• [Problem details] Restate all the material verbatim, except for the pictures.

• [Given records]
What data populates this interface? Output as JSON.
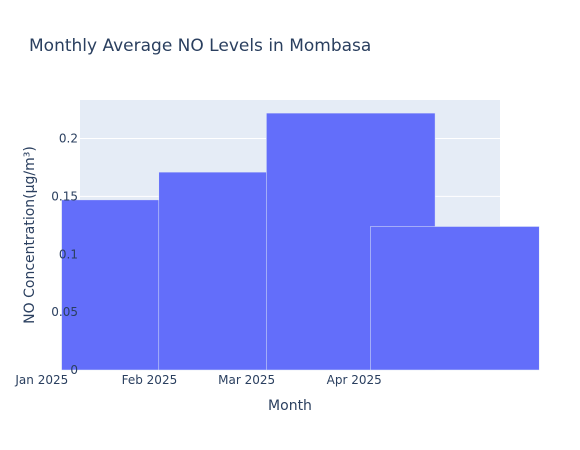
{
  "chart_data": {
    "type": "bar",
    "title": "Monthly Average NO Levels in Mombasa",
    "xlabel": "Month",
    "ylabel": "NO Concentration(µg/m³)",
    "categories": [
      "Jan 2025",
      "Feb 2025",
      "Mar 2025",
      "Apr 2025"
    ],
    "x_dates": [
      "2025-01-31",
      "2025-02-28",
      "2025-03-31",
      "2025-04-30"
    ],
    "values": [
      0.147,
      0.171,
      0.222,
      0.124
    ],
    "ylim": [
      0,
      0.2333
    ],
    "yticks": [
      0,
      0.05,
      0.1,
      0.15,
      0.2
    ],
    "ytick_labels": [
      "0",
      "0.05",
      "0.1",
      "0.15",
      "0.2"
    ],
    "grid": true,
    "legend": "none",
    "colors": {
      "bar": "#636efa",
      "plot_bg": "#e5ecf6",
      "grid": "#ffffff",
      "text": "#2a3f5f"
    }
  }
}
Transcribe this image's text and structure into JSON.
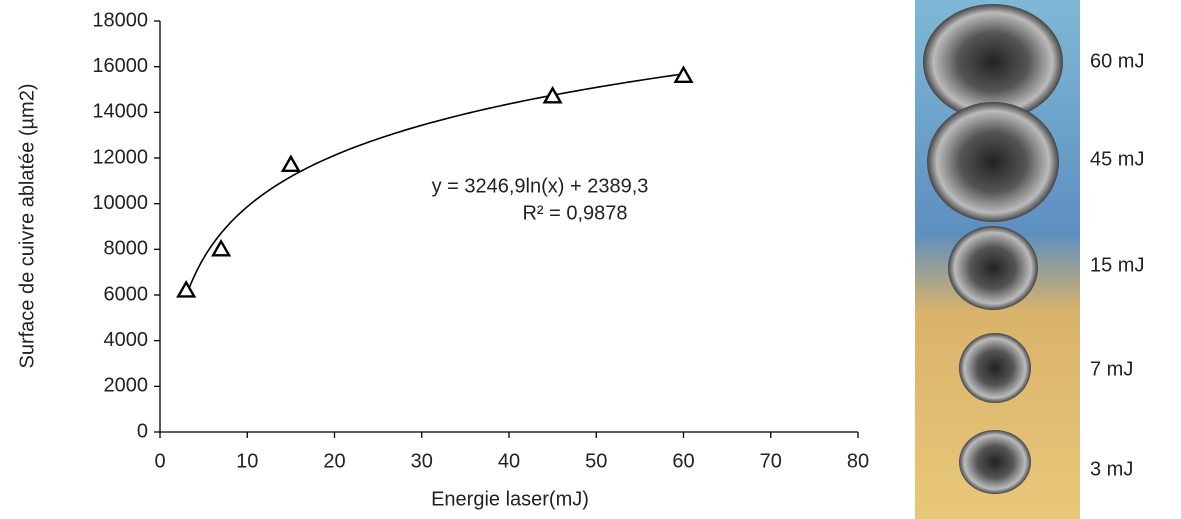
{
  "chart_data": {
    "type": "scatter",
    "x_label": "Energie laser(mJ)",
    "y_label": "Surface  de cuivre ablatée (µm2)",
    "x": [
      3,
      7,
      15,
      45,
      60
    ],
    "values": [
      6200,
      8000,
      11700,
      14700,
      15600
    ],
    "color": "#000000",
    "xlim": [
      0,
      80
    ],
    "xticks": [
      0,
      10,
      20,
      30,
      40,
      50,
      60,
      70,
      80
    ],
    "ylim": [
      0,
      18000
    ],
    "yticks": [
      0,
      2000,
      4000,
      6000,
      8000,
      10000,
      12000,
      14000,
      16000,
      18000
    ],
    "grid": false,
    "trendline": {
      "equation": "y = 3246,9ln(x) + 2389,3",
      "r2": "R² = 0,9878",
      "a": 3246.9,
      "b": 2389.3
    },
    "photo_labels": [
      "60 mJ",
      "45 mJ",
      "15 mJ",
      "7 mJ",
      "3 mJ"
    ]
  }
}
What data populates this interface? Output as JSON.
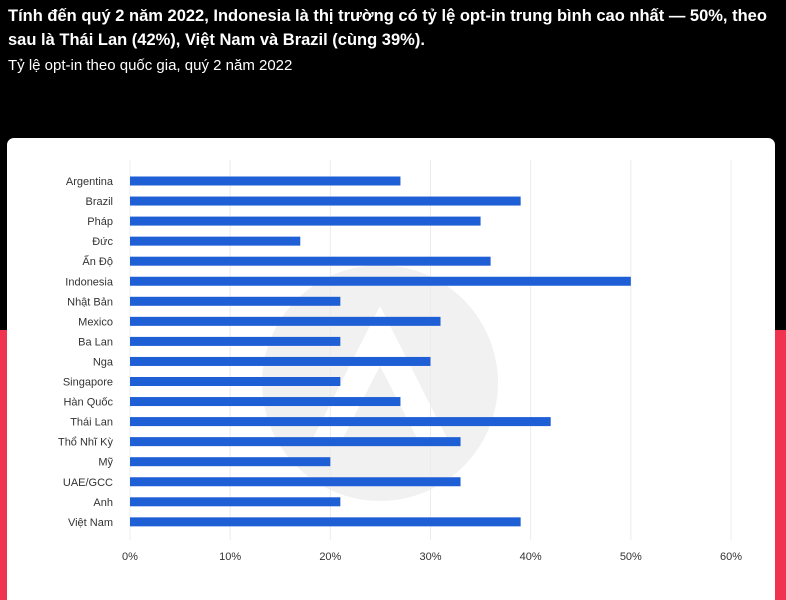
{
  "header": {
    "headline": "Tính đến quý 2 năm 2022, Indonesia là thị trường có tỷ lệ opt-in trung bình cao nhất — 50%, theo sau là Thái Lan (42%), Việt Nam và Brazil (cùng 39%).",
    "subtitle": "Tỷ lệ opt-in theo quốc gia, quý 2 năm 2022"
  },
  "colors": {
    "background": "#000000",
    "accent": "#f0334f",
    "card": "#ffffff",
    "bar": "#1f5fd6"
  },
  "chart_data": {
    "type": "bar",
    "orientation": "horizontal",
    "categories": [
      "Argentina",
      "Brazil",
      "Pháp",
      "Đức",
      "Ấn Độ",
      "Indonesia",
      "Nhật Bản",
      "Mexico",
      "Ba Lan",
      "Nga",
      "Singapore",
      "Hàn Quốc",
      "Thái Lan",
      "Thổ Nhĩ Kỳ",
      "Mỹ",
      "UAE/GCC",
      "Anh",
      "Việt Nam"
    ],
    "values": [
      27,
      39,
      35,
      17,
      36,
      50,
      21,
      31,
      21,
      30,
      21,
      27,
      42,
      33,
      20,
      33,
      21,
      39
    ],
    "xlim": [
      0,
      60
    ],
    "xticks": [
      "0%",
      "10%",
      "20%",
      "30%",
      "40%",
      "50%",
      "60%"
    ],
    "grid": "vertical",
    "legend": "none"
  }
}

• [Exercise solution]
What data populates this interface? Output as JSON.
{
  "chart_data": {
    "type": "bar",
    "title": "Monthly Average NO Levels in Mombasa",
    "xlabel": "Month",
    "ylabel": "NO Concentration(µg/m³)",
    "categories": [
      "Jan 2025",
      "Feb 2025",
      "Mar 2025",
      "Apr 2025"
    ],
    "x_dates": [
      "2025-01-31",
      "2025-02-28",
      "2025-03-31",
      "2025-04-30"
    ],
    "values": [
      0.147,
      0.171,
      0.222,
      0.124
    ],
    "ylim": [
      0,
      0.2333
    ],
    "yticks": [
      0,
      0.05,
      0.1,
      0.15,
      0.2
    ],
    "ytick_labels": [
      "0",
      "0.05",
      "0.1",
      "0.15",
      "0.2"
    ],
    "grid": true,
    "legend": "none",
    "colors": {
      "bar": "#636efa",
      "plot_bg": "#e5ecf6",
      "grid": "#ffffff",
      "text": "#2a3f5f"
    }
  }
}
Transcribe this image's text and structure into JSON.
{
  "chart_data": {
    "type": "scatter",
    "x_label": "Energie laser(mJ)",
    "y_label": "Surface  de cuivre ablatée (µm2)",
    "x": [
      3,
      7,
      15,
      45,
      60
    ],
    "values": [
      6200,
      8000,
      11700,
      14700,
      15600
    ],
    "color": "#000000",
    "xlim": [
      0,
      80
    ],
    "xticks": [
      0,
      10,
      20,
      30,
      40,
      50,
      60,
      70,
      80
    ],
    "ylim": [
      0,
      18000
    ],
    "yticks": [
      0,
      2000,
      4000,
      6000,
      8000,
      10000,
      12000,
      14000,
      16000,
      18000
    ],
    "grid": false,
    "trendline": {
      "equation": "y = 3246,9ln(x) + 2389,3",
      "r2": "R² = 0,9878",
      "a": 3246.9,
      "b": 2389.3
    },
    "photo_labels": [
      "60 mJ",
      "45 mJ",
      "15 mJ",
      "7 mJ",
      "3 mJ"
    ]
  }
}
What data populates this interface? Output as JSON.
{
  "header": {
    "headline": "Tính đến quý 2 năm 2022, Indonesia là thị trường có tỷ lệ opt-in trung bình cao nhất — 50%, theo sau là Thái Lan (42%), Việt Nam và Brazil (cùng 39%).",
    "subtitle": "Tỷ lệ opt-in theo quốc gia, quý 2 năm 2022"
  },
  "colors": {
    "background": "#000000",
    "accent": "#f0334f",
    "card": "#ffffff",
    "bar": "#1f5fd6"
  },
  "chart_data": {
    "type": "bar",
    "orientation": "horizontal",
    "categories": [
      "Argentina",
      "Brazil",
      "Pháp",
      "Đức",
      "Ấn Độ",
      "Indonesia",
      "Nhật Bản",
      "Mexico",
      "Ba Lan",
      "Nga",
      "Singapore",
      "Hàn Quốc",
      "Thái Lan",
      "Thổ Nhĩ Kỳ",
      "Mỹ",
      "UAE/GCC",
      "Anh",
      "Việt Nam"
    ],
    "values": [
      27,
      39,
      35,
      17,
      36,
      50,
      21,
      31,
      21,
      30,
      21,
      27,
      42,
      33,
      20,
      33,
      21,
      39
    ],
    "xlim": [
      0,
      60
    ],
    "xticks": [
      "0%",
      "10%",
      "20%",
      "30%",
      "40%",
      "50%",
      "60%"
    ],
    "grid": "vertical",
    "legend": "none"
  }
}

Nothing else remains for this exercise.